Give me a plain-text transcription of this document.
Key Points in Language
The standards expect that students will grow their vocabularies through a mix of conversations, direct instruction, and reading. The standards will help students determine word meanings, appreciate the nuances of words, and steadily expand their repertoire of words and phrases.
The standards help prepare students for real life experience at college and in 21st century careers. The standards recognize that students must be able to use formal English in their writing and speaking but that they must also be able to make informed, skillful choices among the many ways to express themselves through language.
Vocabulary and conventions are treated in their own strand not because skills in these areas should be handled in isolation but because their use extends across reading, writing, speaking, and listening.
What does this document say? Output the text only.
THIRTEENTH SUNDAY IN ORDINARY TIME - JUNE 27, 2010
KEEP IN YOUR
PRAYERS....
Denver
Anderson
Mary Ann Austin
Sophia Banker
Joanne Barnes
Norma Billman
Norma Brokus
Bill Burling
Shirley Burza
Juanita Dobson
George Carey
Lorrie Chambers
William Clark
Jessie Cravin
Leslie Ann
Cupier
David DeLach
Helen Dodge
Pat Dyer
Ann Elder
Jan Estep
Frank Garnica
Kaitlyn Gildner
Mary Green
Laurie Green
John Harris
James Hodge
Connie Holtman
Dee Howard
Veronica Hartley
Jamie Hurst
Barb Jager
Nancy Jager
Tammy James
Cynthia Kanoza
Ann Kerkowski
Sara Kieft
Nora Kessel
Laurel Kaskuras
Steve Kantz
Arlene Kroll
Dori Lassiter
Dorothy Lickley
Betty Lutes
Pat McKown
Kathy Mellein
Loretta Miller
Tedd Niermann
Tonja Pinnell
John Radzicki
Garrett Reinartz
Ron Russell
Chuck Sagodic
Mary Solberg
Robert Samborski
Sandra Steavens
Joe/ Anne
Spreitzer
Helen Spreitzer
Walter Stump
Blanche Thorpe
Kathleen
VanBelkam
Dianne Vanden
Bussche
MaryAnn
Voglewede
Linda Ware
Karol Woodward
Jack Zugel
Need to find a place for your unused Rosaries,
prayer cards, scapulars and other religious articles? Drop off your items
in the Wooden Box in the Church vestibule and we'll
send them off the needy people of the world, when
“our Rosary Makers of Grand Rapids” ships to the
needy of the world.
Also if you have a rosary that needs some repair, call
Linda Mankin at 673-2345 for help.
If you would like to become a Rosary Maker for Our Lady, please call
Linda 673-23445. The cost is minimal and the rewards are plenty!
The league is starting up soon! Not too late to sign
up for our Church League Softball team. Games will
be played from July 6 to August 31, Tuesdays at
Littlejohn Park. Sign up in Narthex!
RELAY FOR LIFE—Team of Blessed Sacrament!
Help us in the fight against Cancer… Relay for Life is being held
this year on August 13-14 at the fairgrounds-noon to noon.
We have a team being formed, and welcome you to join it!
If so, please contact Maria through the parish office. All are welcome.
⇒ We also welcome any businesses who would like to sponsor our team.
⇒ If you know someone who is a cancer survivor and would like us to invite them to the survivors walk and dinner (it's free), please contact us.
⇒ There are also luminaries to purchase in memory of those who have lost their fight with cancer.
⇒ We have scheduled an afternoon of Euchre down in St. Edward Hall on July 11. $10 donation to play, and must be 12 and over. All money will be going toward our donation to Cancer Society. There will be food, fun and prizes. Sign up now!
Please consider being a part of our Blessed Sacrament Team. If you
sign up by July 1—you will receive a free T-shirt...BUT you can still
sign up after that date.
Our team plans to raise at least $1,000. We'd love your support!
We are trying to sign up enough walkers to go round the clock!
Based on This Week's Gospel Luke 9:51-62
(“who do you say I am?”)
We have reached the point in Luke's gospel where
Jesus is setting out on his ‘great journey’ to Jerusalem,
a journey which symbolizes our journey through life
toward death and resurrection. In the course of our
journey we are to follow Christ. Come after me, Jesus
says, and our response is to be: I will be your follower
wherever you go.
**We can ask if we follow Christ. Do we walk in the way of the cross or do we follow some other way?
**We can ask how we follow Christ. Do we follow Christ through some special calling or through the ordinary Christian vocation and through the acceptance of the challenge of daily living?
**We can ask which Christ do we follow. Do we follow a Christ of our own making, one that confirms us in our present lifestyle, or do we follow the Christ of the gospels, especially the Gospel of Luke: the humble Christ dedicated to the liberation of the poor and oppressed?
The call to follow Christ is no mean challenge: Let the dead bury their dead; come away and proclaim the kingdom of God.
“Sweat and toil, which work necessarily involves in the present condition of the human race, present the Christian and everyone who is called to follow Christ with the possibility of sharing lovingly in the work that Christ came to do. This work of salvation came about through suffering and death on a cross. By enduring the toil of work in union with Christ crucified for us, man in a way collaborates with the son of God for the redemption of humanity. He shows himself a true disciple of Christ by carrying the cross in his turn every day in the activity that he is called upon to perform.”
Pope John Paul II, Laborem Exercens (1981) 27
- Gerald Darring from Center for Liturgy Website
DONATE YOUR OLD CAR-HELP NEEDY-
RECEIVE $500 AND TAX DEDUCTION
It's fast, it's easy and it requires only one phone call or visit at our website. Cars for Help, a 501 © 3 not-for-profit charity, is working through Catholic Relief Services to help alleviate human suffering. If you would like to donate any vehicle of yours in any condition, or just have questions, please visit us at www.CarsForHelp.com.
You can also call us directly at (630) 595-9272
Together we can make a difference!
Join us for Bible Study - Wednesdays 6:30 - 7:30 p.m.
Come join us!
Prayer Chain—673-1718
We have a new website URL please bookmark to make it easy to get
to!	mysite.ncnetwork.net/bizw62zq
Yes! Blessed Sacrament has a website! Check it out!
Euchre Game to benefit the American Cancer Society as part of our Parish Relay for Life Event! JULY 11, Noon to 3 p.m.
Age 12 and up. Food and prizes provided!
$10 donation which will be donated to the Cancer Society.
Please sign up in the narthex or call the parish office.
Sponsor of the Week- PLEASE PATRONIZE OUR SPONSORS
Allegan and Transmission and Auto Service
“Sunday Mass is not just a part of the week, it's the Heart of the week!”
==================================================
THE REQUEST
Every line of the listing that holds "free" should be found and copied.

RESULT OF THIS TASK
⇒ If you know someone who is a cancer survivor and would like us to invite them to the survivors walk and dinner (it's free), please contact us.
sign up by July 1—you will receive a free T-shirt...BUT you can still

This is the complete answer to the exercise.